What is being asked » Every entry here needs to be repeated exactly.

[Records about charts and figures]
━━━━━━━━━━━━━━━━━━━━

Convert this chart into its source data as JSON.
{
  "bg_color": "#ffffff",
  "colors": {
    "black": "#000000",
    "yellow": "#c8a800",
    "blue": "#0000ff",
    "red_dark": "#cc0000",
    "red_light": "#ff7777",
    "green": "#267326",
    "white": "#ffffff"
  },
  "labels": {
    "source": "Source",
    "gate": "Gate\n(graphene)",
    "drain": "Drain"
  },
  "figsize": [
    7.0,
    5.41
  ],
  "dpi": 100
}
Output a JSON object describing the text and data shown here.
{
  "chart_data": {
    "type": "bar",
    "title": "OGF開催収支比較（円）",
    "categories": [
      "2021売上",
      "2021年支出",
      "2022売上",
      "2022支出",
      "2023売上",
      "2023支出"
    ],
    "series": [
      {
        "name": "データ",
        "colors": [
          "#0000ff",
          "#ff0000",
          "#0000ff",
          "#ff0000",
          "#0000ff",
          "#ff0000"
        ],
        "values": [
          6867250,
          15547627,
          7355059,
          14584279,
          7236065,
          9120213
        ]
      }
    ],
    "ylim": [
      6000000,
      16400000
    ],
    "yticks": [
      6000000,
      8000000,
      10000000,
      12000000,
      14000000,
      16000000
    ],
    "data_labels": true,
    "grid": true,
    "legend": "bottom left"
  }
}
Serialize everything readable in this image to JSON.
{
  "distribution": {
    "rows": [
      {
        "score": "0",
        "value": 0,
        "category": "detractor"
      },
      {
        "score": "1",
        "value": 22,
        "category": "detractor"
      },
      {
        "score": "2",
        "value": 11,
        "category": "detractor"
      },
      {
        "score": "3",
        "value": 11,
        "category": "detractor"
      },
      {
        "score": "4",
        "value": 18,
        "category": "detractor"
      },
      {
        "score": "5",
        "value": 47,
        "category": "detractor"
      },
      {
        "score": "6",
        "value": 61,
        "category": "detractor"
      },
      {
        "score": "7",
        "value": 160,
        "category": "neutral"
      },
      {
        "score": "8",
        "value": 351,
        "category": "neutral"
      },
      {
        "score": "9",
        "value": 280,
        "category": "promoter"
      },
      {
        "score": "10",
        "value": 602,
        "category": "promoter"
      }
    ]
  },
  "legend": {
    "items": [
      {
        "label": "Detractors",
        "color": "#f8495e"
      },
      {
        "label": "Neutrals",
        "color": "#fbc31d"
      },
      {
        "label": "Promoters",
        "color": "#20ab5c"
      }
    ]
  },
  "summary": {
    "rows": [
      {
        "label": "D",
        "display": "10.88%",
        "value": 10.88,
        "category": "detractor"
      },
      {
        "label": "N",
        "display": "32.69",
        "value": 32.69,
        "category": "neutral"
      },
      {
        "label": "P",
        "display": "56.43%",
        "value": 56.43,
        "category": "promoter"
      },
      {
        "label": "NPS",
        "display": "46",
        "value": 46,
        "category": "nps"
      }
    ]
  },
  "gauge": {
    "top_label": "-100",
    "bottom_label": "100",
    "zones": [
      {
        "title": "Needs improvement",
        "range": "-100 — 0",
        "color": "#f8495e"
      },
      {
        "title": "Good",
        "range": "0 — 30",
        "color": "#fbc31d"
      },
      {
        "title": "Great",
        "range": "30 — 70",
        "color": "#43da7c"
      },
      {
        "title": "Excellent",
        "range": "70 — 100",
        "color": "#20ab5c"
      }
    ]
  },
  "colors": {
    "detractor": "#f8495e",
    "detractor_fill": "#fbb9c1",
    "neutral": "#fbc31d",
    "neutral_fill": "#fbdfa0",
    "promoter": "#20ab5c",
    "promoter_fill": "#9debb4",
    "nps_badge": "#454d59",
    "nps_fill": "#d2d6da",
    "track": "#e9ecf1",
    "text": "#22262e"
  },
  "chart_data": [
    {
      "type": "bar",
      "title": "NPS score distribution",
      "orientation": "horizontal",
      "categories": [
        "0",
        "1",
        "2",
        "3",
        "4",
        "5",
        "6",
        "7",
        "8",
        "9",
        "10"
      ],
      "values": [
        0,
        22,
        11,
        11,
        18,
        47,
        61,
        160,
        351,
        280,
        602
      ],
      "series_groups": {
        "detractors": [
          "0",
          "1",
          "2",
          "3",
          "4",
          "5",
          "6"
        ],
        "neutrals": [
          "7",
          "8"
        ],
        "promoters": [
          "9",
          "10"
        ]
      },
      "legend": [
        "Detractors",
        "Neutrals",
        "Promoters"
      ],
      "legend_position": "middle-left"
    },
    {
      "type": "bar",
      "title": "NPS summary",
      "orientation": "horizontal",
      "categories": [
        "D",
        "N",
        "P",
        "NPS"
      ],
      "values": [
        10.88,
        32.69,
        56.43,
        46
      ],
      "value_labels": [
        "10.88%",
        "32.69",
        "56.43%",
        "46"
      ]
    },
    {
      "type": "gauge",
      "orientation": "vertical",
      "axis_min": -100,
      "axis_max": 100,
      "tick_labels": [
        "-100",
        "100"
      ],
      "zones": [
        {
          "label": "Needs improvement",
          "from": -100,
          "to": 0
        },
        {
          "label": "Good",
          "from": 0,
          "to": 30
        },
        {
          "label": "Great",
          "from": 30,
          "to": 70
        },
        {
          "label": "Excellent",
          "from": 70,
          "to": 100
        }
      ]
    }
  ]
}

━━━━━━━━━━━━━━━━━━━━

Result of this task »
Convert this chart into its source data as JSON.
{
  "bg_color": "#ffffff",
  "colors": {
    "black": "#000000",
    "yellow": "#c8a800",
    "blue": "#0000ff",
    "red_dark": "#cc0000",
    "red_light": "#ff7777",
    "green": "#267326",
    "white": "#ffffff"
  },
  "labels": {
    "source": "Source",
    "gate": "Gate\n(graphene)",
    "drain": "Drain"
  },
  "figsize": [
    7.0,
    5.41
  ],
  "dpi": 100
}
Output a JSON object describing the text and data shown here.
{
  "chart_data": {
    "type": "bar",
    "title": "OGF開催収支比較（円）",
    "categories": [
      "2021売上",
      "2021年支出",
      "2022売上",
      "2022支出",
      "2023売上",
      "2023支出"
    ],
    "series": [
      {
        "name": "データ",
        "colors": [
          "#0000ff",
          "#ff0000",
          "#0000ff",
          "#ff0000",
          "#0000ff",
          "#ff0000"
        ],
        "values": [
          6867250,
          15547627,
          7355059,
          14584279,
          7236065,
          9120213
        ]
      }
    ],
    "ylim": [
      6000000,
      16400000
    ],
    "yticks": [
      6000000,
      8000000,
      10000000,
      12000000,
      14000000,
      16000000
    ],
    "data_labels": true,
    "grid": true,
    "legend": "bottom left"
  }
}
Serialize everything readable in this image to JSON.
{
  "distribution": {
    "rows": [
      {
        "score": "0",
        "value": 0,
        "category": "detractor"
      },
      {
        "score": "1",
        "value": 22,
        "category": "detractor"
      },
      {
        "score": "2",
        "value": 11,
        "category": "detractor"
      },
      {
        "score": "3",
        "value": 11,
        "category": "detractor"
      },
      {
        "score": "4",
        "value": 18,
        "category": "detractor"
      },
      {
        "score": "5",
        "value": 47,
        "category": "detractor"
      },
      {
        "score": "6",
        "value": 61,
        "category": "detractor"
      },
      {
        "score": "7",
        "value": 160,
        "category": "neutral"
      },
      {
        "score": "8",
        "value": 351,
        "category": "neutral"
      },
      {
        "score": "9",
        "value": 280,
        "category": "promoter"
      },
      {
        "score": "10",
        "value": 602,
        "category": "promoter"
      }
    ]
  },
  "legend": {
    "items": [
      {
        "label": "Detractors",
        "color": "#f8495e"
      },
      {
        "label": "Neutrals",
        "color": "#fbc31d"
      },
      {
        "label": "Promoters",
        "color": "#20ab5c"
      }
    ]
  },
  "summary": {
    "rows": [
      {
        "label": "D",
        "display": "10.88%",
        "value": 10.88,
        "category": "detractor"
      },
      {
        "label": "N",
        "display": "32.69",
        "value": 32.69,
        "category": "neutral"
      },
      {
        "label": "P",
        "display": "56.43%",
        "value": 56.43,
        "category": "promoter"
      },
      {
        "label": "NPS",
        "display": "46",
        "value": 46,
        "category": "nps"
      }
    ]
  },
  "gauge": {
    "top_label": "-100",
    "bottom_label": "100",
    "zones": [
      {
        "title": "Needs improvement",
        "range": "-100 — 0",
        "color": "#f8495e"
      },
      {
        "title": "Good",
        "range": "0 — 30",
        "color": "#fbc31d"
      },
      {
        "title": "Great",
        "range": "30 — 70",
        "color": "#43da7c"
      },
      {
        "title": "Excellent",
        "range": "70 — 100",
        "color": "#20ab5c"
      }
    ]
  },
  "colors": {
    "detractor": "#f8495e",
    "detractor_fill": "#fbb9c1",
    "neutral": "#fbc31d",
    "neutral_fill": "#fbdfa0",
    "promoter": "#20ab5c",
    "promoter_fill": "#9debb4",
    "nps_badge": "#454d59",
    "nps_fill": "#d2d6da",
    "track": "#e9ecf1",
    "text": "#22262e"
  },
  "chart_data": [
    {
      "type": "bar",
      "title": "NPS score distribution",
      "orientation": "horizontal",
      "categories": [
        "0",
        "1",
        "2",
        "3",
        "4",
        "5",
        "6",
        "7",
        "8",
        "9",
        "10"
      ],
      "values": [
        0,
        22,
        11,
        11,
        18,
        47,
        61,
        160,
        351,
        280,
        602
      ],
      "series_groups": {
        "detractors": [
          "0",
          "1",
          "2",
          "3",
          "4",
          "5",
          "6"
        ],
        "neutrals": [
          "7",
          "8"
        ],
        "promoters": [
          "9",
          "10"
        ]
      },
      "legend": [
        "Detractors",
        "Neutrals",
        "Promoters"
      ],
      "legend_position": "middle-left"
    },
    {
      "type": "bar",
      "title": "NPS summary",
      "orientation": "horizontal",
      "categories": [
        "D",
        "N",
        "P",
        "NPS"
      ],
      "values": [
        10.88,
        32.69,
        56.43,
        46
      ],
      "value_labels": [
        "10.88%",
        "32.69",
        "56.43%",
        "46"
      ]
    },
    {
      "type": "gauge",
      "orientation": "vertical",
      "axis_min": -100,
      "axis_max": 100,
      "tick_labels": [
        "-100",
        "100"
      ],
      "zones": [
        {
          "label": "Needs improvement",
          "from": -100,
          "to": 0
        },
        {
          "label": "Good",
          "from": 0,
          "to": 30
        },
        {
          "label": "Great",
          "from": 30,
          "to": 70
        },
        {
          "label": "Excellent",
          "from": 70,
          "to": 100
        }
      ]
    }
  ]
}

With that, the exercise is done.